▶ Request
Using the records below, count the lines with "shall" in them. Give the number only.

▶ Material
========
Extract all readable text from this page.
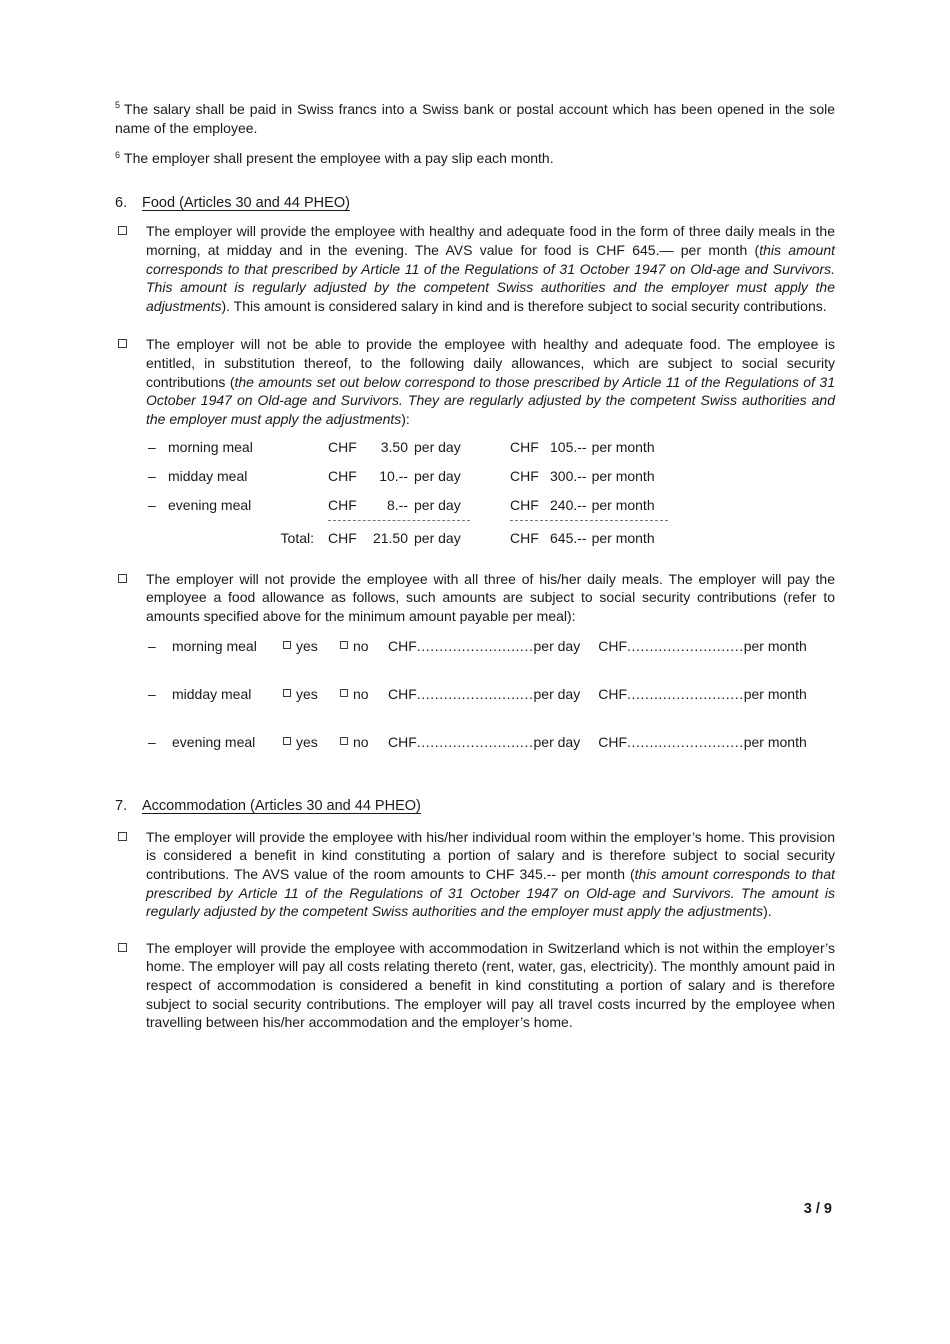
$^5$ The salary shall be paid in Swiss francs into a Swiss bank or postal account which has been opened in the sole name of the employee.

$^6$ The employer shall present the employee with a pay slip each month.

6.	Food (Articles 30 and 44 PHEO)

The employer will provide the employee with healthy and adequate food in the form of three daily meals in the morning, at midday and in the evening. The AVS value for food is CHF 645.— per month (this amount corresponds to that prescribed by Article 11 of the Regulations of 31 October 1947 on Old-age and Survivors. This amount is regularly adjusted by the competent Swiss authorities and the employer must apply the adjustments). This amount is considered salary in kind and is therefore subject to social security contributions.

The employer will not be able to provide the employee with healthy and adequate food. The employee is entitled, in substitution thereof, to the following daily allowances, which are subject to social security contributions (the amounts set out below correspond to those prescribed by Article 11 of the Regulations of 31 October 1947 on Old-age and Survivors. They are regularly adjusted by the competent Swiss authorities and the employer must apply the adjustments):

– morning meal	CHF	3.50 per day	CHF 105.-- per month
– midday meal	CHF	10.-- per day	CHF 300.-- per month
– evening meal	CHF	8.-- per day	CHF 240.-- per month
Total:	CHF	21.50 per day	CHF 645.-- per month

The employer will not provide the employee with all three of his/her daily meals. The employer will pay the employee a food allowance as follows, such amounts are subject to social security contributions (refer to amounts specified above for the minimum amount payable per meal):

–	morning meal	yes	no CHF .......................... per day CHF .......................... per month
–	midday meal	yes	no CHF .......................... per day CHF .......................... per month
–	evening meal	yes	no CHF .......................... per day CHF .......................... per month
7.	Accommodation (Articles 30 and 44 PHEO)

The employer will provide the employee with his/her individual room within the employer’s home. This provision is considered a benefit in kind constituting a portion of salary and is therefore subject to social security contributions. The AVS value of the room amounts to CHF 345.-- per month (this amount corresponds to that prescribed by Article 11 of the Regulations of 31 October 1947 on Old-age and Survivors. The amount is regularly adjusted by the competent Swiss authorities and the employer must apply the adjustments).

The employer will provide the employee with accommodation in Switzerland which is not within the employer’s home. The employer will pay all costs relating thereto (rent, water, gas, electricity). The monthly amount paid in respect of accommodation is considered a benefit in kind constituting a portion of salary and is therefore subject to social security contributions. The employer will pay all travel costs incurred by the employee when travelling between his/her accommodation and the employer’s home.

3 / 9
========
▶ The completed task
2